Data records
>>>>
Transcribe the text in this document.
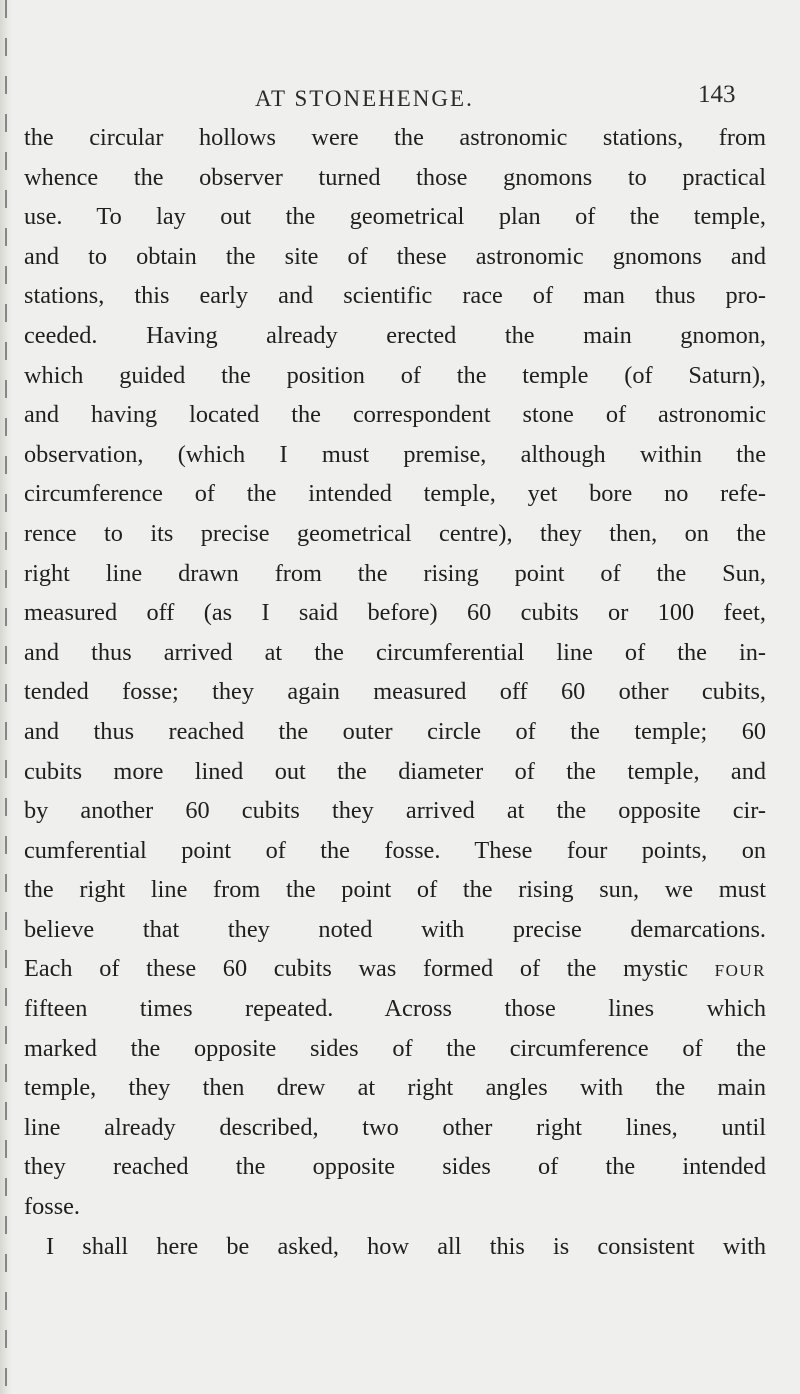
AT STONEHENGE.	143
the circular hollows were the astronomic stations, from
whence the observer turned those gnomons to practical
use. To lay out the geometrical plan of the temple,
and to obtain the site of these astronomic gnomons and
stations, this early and scientific race of man thus pro-
ceeded. Having already erected the main gnomon,
which guided the position of the temple (of Saturn),
and having located the correspondent stone of astronomic
observation, (which I must premise, although within the
circumference of the intended temple, yet bore no refe-
rence to its precise geometrical centre), they then, on the
right line drawn from the rising point of the Sun,
measured off (as I said before) 60 cubits or 100 feet,
and thus arrived at the circumferential line of the in-
tended fosse; they again measured off 60 other cubits,
and thus reached the outer circle of the temple; 60
cubits more lined out the diameter of the temple, and
by another 60 cubits they arrived at the opposite cir-
cumferential point of the fosse. These four points, on
the right line from the point of the rising sun, we must
believe that they noted with precise demarcations.
Each of these 60 cubits was formed of the mystic FOUR
fifteen times repeated. Across those lines which
marked the opposite sides of the circumference of the
temple, they then drew at right angles with the main
line already described, two other right lines, until
they reached the opposite sides of the intended
fosse.
I shall here be asked, how all this is consistent with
<<<<
- **What you are asked to do**
Omit the pictures and give the material again, exactly and in full.

- **Completed task**
Transcribe the text in this document.
AT STONEHENGE.	143
the circular hollows were the astronomic stations, from
whence the observer turned those gnomons to practical
use. To lay out the geometrical plan of the temple,
and to obtain the site of these astronomic gnomons and
stations, this early and scientific race of man thus pro-
ceeded. Having already erected the main gnomon,
which guided the position of the temple (of Saturn),
and having located the correspondent stone of astronomic
observation, (which I must premise, although within the
circumference of the intended temple, yet bore no refe-
rence to its precise geometrical centre), they then, on the
right line drawn from the rising point of the Sun,
measured off (as I said before) 60 cubits or 100 feet,
and thus arrived at the circumferential line of the in-
tended fosse; they again measured off 60 other cubits,
and thus reached the outer circle of the temple; 60
cubits more lined out the diameter of the temple, and
by another 60 cubits they arrived at the opposite cir-
cumferential point of the fosse. These four points, on
the right line from the point of the rising sun, we must
believe that they noted with precise demarcations.
Each of these 60 cubits was formed of the mystic FOUR
fifteen times repeated. Across those lines which
marked the opposite sides of the circumference of the
temple, they then drew at right angles with the main
line already described, two other right lines, until
they reached the opposite sides of the intended
fosse.
I shall here be asked, how all this is consistent with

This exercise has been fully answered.